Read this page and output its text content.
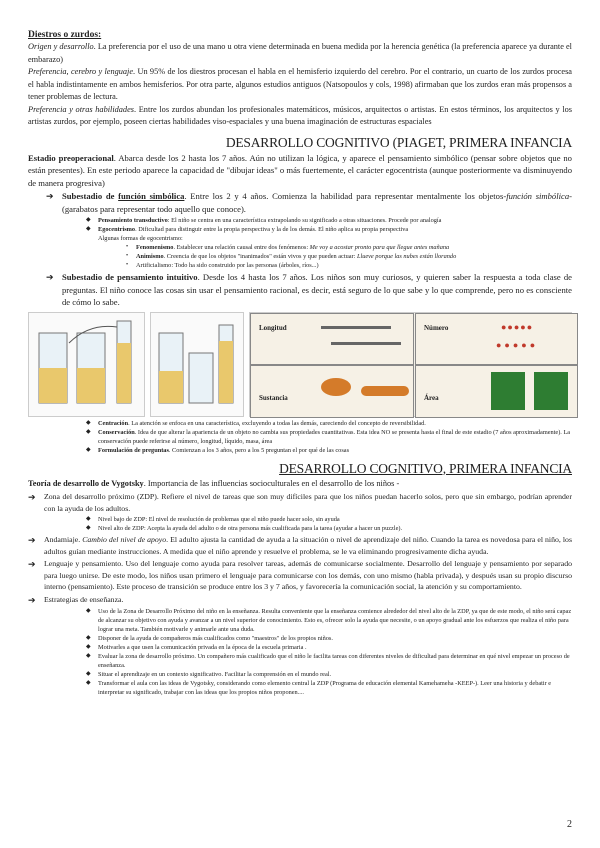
Diestros o zurdos:

Origen y desarrollo. La preferencia por el uso de una mano u otra viene determinada en buena medida por la herencia genética (la preferencia aparece ya durante el embarazo)

Preferencia, cerebro y lenguaje. Un 95% de los diestros procesan el habla en el hemisferio izquierdo del cerebro. Por el contrario, un cuarto de los zurdos procesa el habla indistintamente en ambos hemisferios. Por otra parte, algunos estudios antiguos (Natsopoulos y cols, 1998) afirmaban que los zurdos eran más propensos a tener problemas de lectura.

Preferencia y otras habilidades. Entre los zurdos abundan los profesionales matemáticos, músicos, arquitectos o artistas. En estos términos, los arquitectos y los artistas zurdos, por ejemplo, poseen ciertas habilidades viso-espaciales y una buena imaginación de estructuras espaciales

DESARROLLO COGNITIVO (PIAGET, PRIMERA INFANCIA

Estadio preoperacional. Abarca desde los 2 hasta los 7 años. Aún no utilizan la lógica, y aparece el pensamiento simbólico (pensar sobre objetos que no están presentes). En este periodo aparece la capacidad de "dibujar ideas" o más fuertemente, el carácter egocentrista (aunque posteriormente va disminuyendo de manera progresiva)

➔ Subestadio de función simbólica. Entre los 2 y 4 años. Comienza la habilidad para representar mentalmente los objetos-función simbólica- (garabatos para representar todo aquello que conoce).

◆	Pensamiento transductivo: El niño se centra en una característica extrapolando su significado a otras situaciones. Procede por analogía
◆	Egocentrismo. Dificultad para distinguir entre la propia perspectiva y la de los demás. El niño aplica su propia perspectiva
Algunas formas de egocentrismo:
•	Fenomenismo. Establecer una relación causal entre dos fenómenos: Me voy a acostar pronto para que llegue antes mañana
•	Animismo. Creencia de que los objetos "inanimados" están vivos y que pueden actuar: Llueve porque las nubes están llorando
•	Artificialismo: Todo ha sido construido por las personas (árboles, ríos...)
➔ Subestadio de pensamiento intuitivo. Desde los 4 hasta los 7 años. Los niños son muy curiosos, y quieren saber la respuesta a toda clase de preguntas. El niño conoce las cosas sin usar el pensamiento racional, es decir, está seguro de lo que sabe y lo que comprende, pero no es consciente de cómo lo sabe.

Longitud	Número	●●●●●
●●●●●
Sustancia	Área
◆	Centración. La atención se enfoca en una característica, excluyendo a todas las demás, careciendo del concepto de reversibilidad.
◆	Conservación. Idea de que alterar la apariencia de un objeto no cambia sus propiedades cuantitativas. Esta idea NO se presenta hasta el final de este estadio (7 años aproximadamente). La conservación puede referirse al número, longitud, líquido, masa, área
◆	Formulación de preguntas. Comienzan a los 3 años, pero a los 5 preguntan el por qué de las cosas
DESARROLLO COGNITIVO, PRIMERA INFANCIA

Teoría de desarrollo de Vygotsky. Importancia de las influencias socioculturales en el desarrollo de los niños -

➔	Zona del desarrollo próximo (ZDP). Refiere el nivel de tareas que son muy difíciles para que los niños puedan hacerlo solos, pero que sin embargo, podrían aprender con la ayuda de los adultos.

◆	Nivel bajo de ZDP: El nivel de resolución de problemas que el niño puede hacer solo, sin ayuda
◆	Nivel alto de ZDP: Acepta la ayuda del adulto o de otra persona más cualificada para la tarea (ayudar a hacer un puzzle).
➔	Andamiaje. Cambio del nivel de apoyo. El adulto ajusta la cantidad de ayuda a la situación o nivel de aprendizaje del niño. Cuando la tarea es novedosa para el niño, los adultos guían mediante instrucciones. A medida que el niño aprende y resuelve el problema, se le va eliminando progresivamente dicha ayuda.

➔	Lenguaje y pensamiento. Uso del lenguaje como ayuda para resolver tareas, además de comunicarse socialmente. Desarrollo del lenguaje y pensamiento por separado para luego unirse. De este modo, los niños usan primero el lenguaje para comunicarse con los demás, con uno mismo (habla privada), y después usan su propio discurso interno (pensamiento). Este proceso de transición se produce entre los 3 y 7 años, y favorecería la comunicación social, la atención y su comportamiento.

➔	Estrategias de enseñanza.

◆	Uso de la Zona de Desarrollo Próximo del niño en la enseñanza. Resulta conveniente que la enseñanza comience alrededor del nivel alto de la ZDP, ya que de este modo, el niño será capaz de alcanzar su objetivo con ayuda y avanzar a un nivel superior de conocimiento. Esto es, ofrecer solo la ayuda que necesite, o un apoyo gradual ante los esfuerzos que realiza el niño para lograr una meta. También motivarle y animarle ante una duda.
◆	Disponer de la ayuda de compañeros más cualificados como "maestros" de los propios niños.
◆	Motivarles a que usen la comunicación privada en la época de la escuela primaria .
◆	Evaluar la zona de desarrollo próximo. Un compañero más cualificado que el niño le facilita tareas con diferentes niveles de dificultad para determinar en qué nivel empezar un proceso de enseñanza.
◆	Situar el aprendizaje en un contexto significativo. Facilitar la comprensión en el mundo real.
◆	Transformar el aula con las ideas de Vygotsky, considerando como elemento central la ZDP (Programa de educación elemental Kamehameha -KEEP-). Leer una historia y debatir e interpretar su significado, trabajar con las ideas que los propios niños proponen....
2
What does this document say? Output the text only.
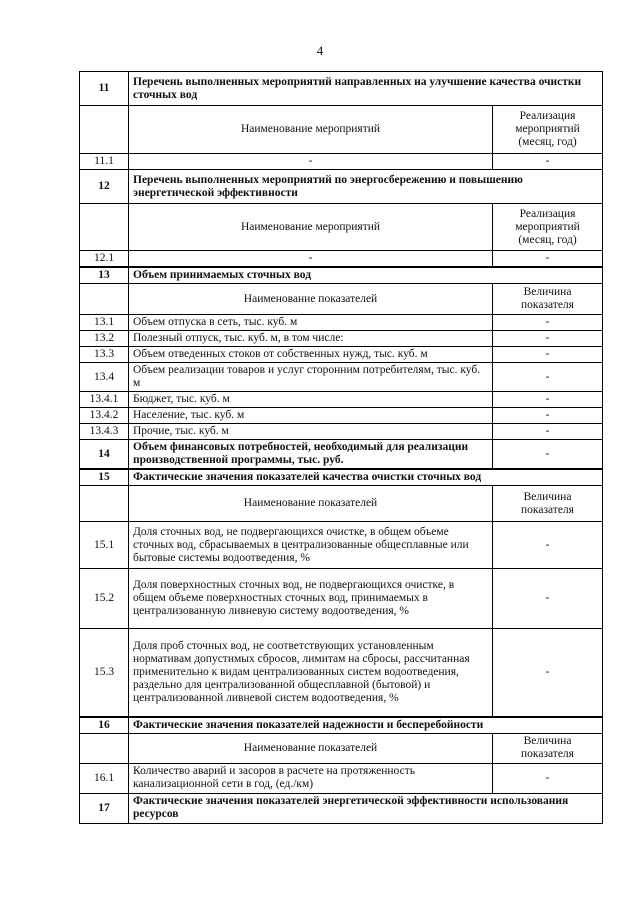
4
11	Перечень выполненных мероприятий направленных на улучшение качества очистки сточных вод	
	Наименование мероприятий	Реализация мероприятий (месяц, год)
11.1	-	-
12	Перечень выполненных мероприятий по энергосбережению и повышению энергетической эффективности	
	Наименование мероприятий	Реализация мероприятий (месяц, год)
12.1	-	-
13	Объем принимаемых сточных вод	
	Наименование показателей	Величина показателя
13.1	Объем отпуска в сеть, тыс. куб. м	-
13.2	Полезный отпуск, тыс. куб. м, в том числе:	-
13.3	Объем отведенных стоков от собственных нужд, тыс. куб. м	-
13.4	Объем реализации товаров и услуг сторонним потребителям, тыс. куб. м	-
13.4.1	Бюджет, тыс. куб. м	-
13.4.2	Население, тыс. куб. м	-
13.4.3	Прочие, тыс. куб. м	-
14	Объем финансовых потребностей, необходимый для реализации производственной программы, тыс. руб.	-
15	Фактические значения показателей качества очистки сточных вод	
	Наименование показателей	Величина показателя
15.1	Доля сточных вод, не подвергающихся очистке, в общем объеме сточных вод, сбрасываемых в централизованные общесплавные или бытовые системы водоотведения, %	-
15.2	Доля поверхностных сточных вод, не подвергающихся очистке, в общем объеме поверхностных сточных вод, принимаемых в централизованную ливневую систему водоотведения, %	-
15.3	Доля проб сточных вод, не соответствующих установленным нормативам допустимых сбросов, лимитам на сбросы, рассчитанная применительно к видам централизованных систем водоотведения, раздельно для централизованной общесплавной (бытовой) и централизованной ливневой систем водоотведения, %	-
16	Фактические значения показателей надежности и бесперебойности	
	Наименование показателей	Величина показателя
16.1	Количество аварий и засоров в расчете на протяженность канализационной сети в год, (ед./км)	-
17	Фактические значения показателей энергетической эффективности использования ресурсов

****

#### [GIVEN REQUEST]
Give back the whole listing as it stands, minus its pictures.

#### [EXERCISE OUTPUT]
Read this page and output its text content.
Diestros o zurdos:

Origen y desarrollo. La preferencia por el uso de una mano u otra viene determinada en buena medida por la herencia genética (la preferencia aparece ya durante el embarazo)

Preferencia, cerebro y lenguaje. Un 95% de los diestros procesan el habla en el hemisferio izquierdo del cerebro. Por el contrario, un cuarto de los zurdos procesa el habla indistintamente en ambos hemisferios. Por otra parte, algunos estudios antiguos (Natsopoulos y cols, 1998) afirmaban que los zurdos eran más propensos a tener problemas de lectura.

Preferencia y otras habilidades. Entre los zurdos abundan los profesionales matemáticos, músicos, arquitectos o artistas. En estos términos, los arquitectos y los artistas zurdos, por ejemplo, poseen ciertas habilidades viso-espaciales y una buena imaginación de estructuras espaciales

DESARROLLO COGNITIVO (PIAGET, PRIMERA INFANCIA

Estadio preoperacional. Abarca desde los 2 hasta los 7 años. Aún no utilizan la lógica, y aparece el pensamiento simbólico (pensar sobre objetos que no están presentes). En este periodo aparece la capacidad de "dibujar ideas" o más fuertemente, el carácter egocentrista (aunque posteriormente va disminuyendo de manera progresiva)

➔ Subestadio de función simbólica. Entre los 2 y 4 años. Comienza la habilidad para representar mentalmente los objetos-función simbólica- (garabatos para representar todo aquello que conoce).

◆	Pensamiento transductivo: El niño se centra en una característica extrapolando su significado a otras situaciones. Procede por analogía
◆	Egocentrismo. Dificultad para distinguir entre la propia perspectiva y la de los demás. El niño aplica su propia perspectiva
Algunas formas de egocentrismo:
•	Fenomenismo. Establecer una relación causal entre dos fenómenos: Me voy a acostar pronto para que llegue antes mañana
•	Animismo. Creencia de que los objetos "inanimados" están vivos y que pueden actuar: Llueve porque las nubes están llorando
•	Artificialismo: Todo ha sido construido por las personas (árboles, ríos...)
➔ Subestadio de pensamiento intuitivo. Desde los 4 hasta los 7 años. Los niños son muy curiosos, y quieren saber la respuesta a toda clase de preguntas. El niño conoce las cosas sin usar el pensamiento racional, es decir, está seguro de lo que sabe y lo que comprende, pero no es consciente de cómo lo sabe.

Longitud	Número	●●●●●
●●●●●
Sustancia	Área
◆	Centración. La atención se enfoca en una característica, excluyendo a todas las demás, careciendo del concepto de reversibilidad.
◆	Conservación. Idea de que alterar la apariencia de un objeto no cambia sus propiedades cuantitativas. Esta idea NO se presenta hasta el final de este estadio (7 años aproximadamente). La conservación puede referirse al número, longitud, líquido, masa, área
◆	Formulación de preguntas. Comienzan a los 3 años, pero a los 5 preguntan el por qué de las cosas
DESARROLLO COGNITIVO, PRIMERA INFANCIA

Teoría de desarrollo de Vygotsky. Importancia de las influencias socioculturales en el desarrollo de los niños -

➔	Zona del desarrollo próximo (ZDP). Refiere el nivel de tareas que son muy difíciles para que los niños puedan hacerlo solos, pero que sin embargo, podrían aprender con la ayuda de los adultos.

◆	Nivel bajo de ZDP: El nivel de resolución de problemas que el niño puede hacer solo, sin ayuda
◆	Nivel alto de ZDP: Acepta la ayuda del adulto o de otra persona más cualificada para la tarea (ayudar a hacer un puzzle).
➔	Andamiaje. Cambio del nivel de apoyo. El adulto ajusta la cantidad de ayuda a la situación o nivel de aprendizaje del niño. Cuando la tarea es novedosa para el niño, los adultos guían mediante instrucciones. A medida que el niño aprende y resuelve el problema, se le va eliminando progresivamente dicha ayuda.

➔	Lenguaje y pensamiento. Uso del lenguaje como ayuda para resolver tareas, además de comunicarse socialmente. Desarrollo del lenguaje y pensamiento por separado para luego unirse. De este modo, los niños usan primero el lenguaje para comunicarse con los demás, con uno mismo (habla privada), y después usan su propio discurso interno (pensamiento). Este proceso de transición se produce entre los 3 y 7 años, y favorecería la comunicación social, la atención y su comportamiento.

➔	Estrategias de enseñanza.

◆	Uso de la Zona de Desarrollo Próximo del niño en la enseñanza. Resulta conveniente que la enseñanza comience alrededor del nivel alto de la ZDP, ya que de este modo, el niño será capaz de alcanzar su objetivo con ayuda y avanzar a un nivel superior de conocimiento. Esto es, ofrecer solo la ayuda que necesite, o un apoyo gradual ante los esfuerzos que realiza el niño para lograr una meta. También motivarle y animarle ante una duda.
◆	Disponer de la ayuda de compañeros más cualificados como "maestros" de los propios niños.
◆	Motivarles a que usen la comunicación privada en la época de la escuela primaria .
◆	Evaluar la zona de desarrollo próximo. Un compañero más cualificado que el niño le facilita tareas con diferentes niveles de dificultad para determinar en qué nivel empezar un proceso de enseñanza.
◆	Situar el aprendizaje en un contexto significativo. Facilitar la comprensión en el mundo real.
◆	Transformar el aula con las ideas de Vygotsky, considerando como elemento central la ZDP (Programa de educación elemental Kamehameha -KEEP-). Leer una historia y debatir e interpretar su significado, trabajar con las ideas que los propios niños proponen....
2
What does this document say? Output the text only.
4
11	Перечень выполненных мероприятий направленных на улучшение качества очистки сточных вод	
	Наименование мероприятий	Реализация мероприятий (месяц, год)
11.1	-	-
12	Перечень выполненных мероприятий по энергосбережению и повышению энергетической эффективности	
	Наименование мероприятий	Реализация мероприятий (месяц, год)
12.1	-	-
13	Объем принимаемых сточных вод	
	Наименование показателей	Величина показателя
13.1	Объем отпуска в сеть, тыс. куб. м	-
13.2	Полезный отпуск, тыс. куб. м, в том числе:	-
13.3	Объем отведенных стоков от собственных нужд, тыс. куб. м	-
13.4	Объем реализации товаров и услуг сторонним потребителям, тыс. куб. м	-
13.4.1	Бюджет, тыс. куб. м	-
13.4.2	Население, тыс. куб. м	-
13.4.3	Прочие, тыс. куб. м	-
14	Объем финансовых потребностей, необходимый для реализации производственной программы, тыс. руб.	-
15	Фактические значения показателей качества очистки сточных вод	
	Наименование показателей	Величина показателя
15.1	Доля сточных вод, не подвергающихся очистке, в общем объеме сточных вод, сбрасываемых в централизованные общесплавные или бытовые системы водоотведения, %	-
15.2	Доля поверхностных сточных вод, не подвергающихся очистке, в общем объеме поверхностных сточных вод, принимаемых в централизованную ливневую систему водоотведения, %	-
15.3	Доля проб сточных вод, не соответствующих установленным нормативам допустимых сбросов, лимитам на сбросы, рассчитанная применительно к видам централизованных систем водоотведения, раздельно для централизованной общесплавной (бытовой) и централизованной ливневой систем водоотведения, %	-
16	Фактические значения показателей надежности и бесперебойности	
	Наименование показателей	Величина показателя
16.1	Количество аварий и засоров в расчете на протяженность канализационной сети в год, (ед./км)	-
17	Фактические значения показателей энергетической эффективности использования ресурсов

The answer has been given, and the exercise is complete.